§ **DOCUMENT EXTRACT**:
+--
The tagline of the book is "See, we love each other. We just don't happen to like each other very much." And it's interesting -- as the book began, I didn't like any of the main characters, but I loved the writing, so I kept going, because I was so engaged. And by the end, I liked them all a great deal -- which is parallel to what actually happens in the story. And what does happen? Not much. Just a family living in a house and getting to know one another again, and each of the three sisters having some small victory over her own demons -- these three women bring a lot of their own problems on themselves (well, I suppose most of us do that, don't we?), and a lot of their supposed dislike for one another is created in their own heads.
I think the danger in a book like this is that, because the narrative is being spread thin across three main characters, motivations can get short shrift. And that definitely happens with at least one character, Rose -- I found myself frustrated with her need to stay in this small town and not go be with her fiance, because there didn't seem to be anything real behind her insistence in staying. She kept saying she had to "take care of" the parents, but it was quickly obvious that this was not the case, and thus it was unbelievable that someone capable of earning a living as a professor wouldn't know this and come to accept it much sooner. She does eventually go (that's not really a spoiler, as it's not really that kind of book), but I was frustrated by her the entire 200 pages it took her to get gone. I was rolling my eyes at her often and muttering under my breath, "Come on, just get over it already."
Luckily, the writing was good enough to keep me going. And as for the other two sisters -- I didn't really like Bean, but I totally got her and understood what she was going through. And I did like Cordelia, who would have been easy to be annoyed by with her hippy dippy flakiness and utter lack of any sense of responsibility. I loved the parents. And I also loved how the family all quotes Shakespeare to one another at every turn, in any situation -- all of them but the mother.
All in all, it's an enjoyable read, and really well-written. I definitely recommend it.
+--
§ **SUPPLIED DATA**:
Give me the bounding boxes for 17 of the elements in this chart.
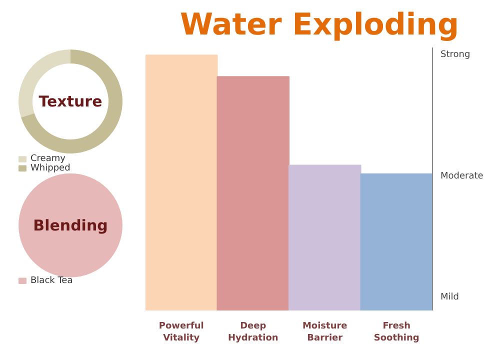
+--
§ **CHALLENGE**:
Could you reproduce the book review word for word, starting at "Luckily, the writing" and stopping after "definitely recommend it."?

§ **WRITTEN SOLUTION**:
Luckily, the writing was good enough to keep me going. And as for the other two sisters -- I didn't really like Bean, but I totally got her and understood what she was going through. And I did like Cordelia, who would have been easy to be annoyed by with her hippy dippy flakiness and utter lack of any sense of responsibility. I loved the parents. And I also loved how the family all quotes Shakespeare to one another at every turn, in any situation -- all of them but the mother.
All in all, it's an enjoyable read, and really well-written. I definitely recommend it.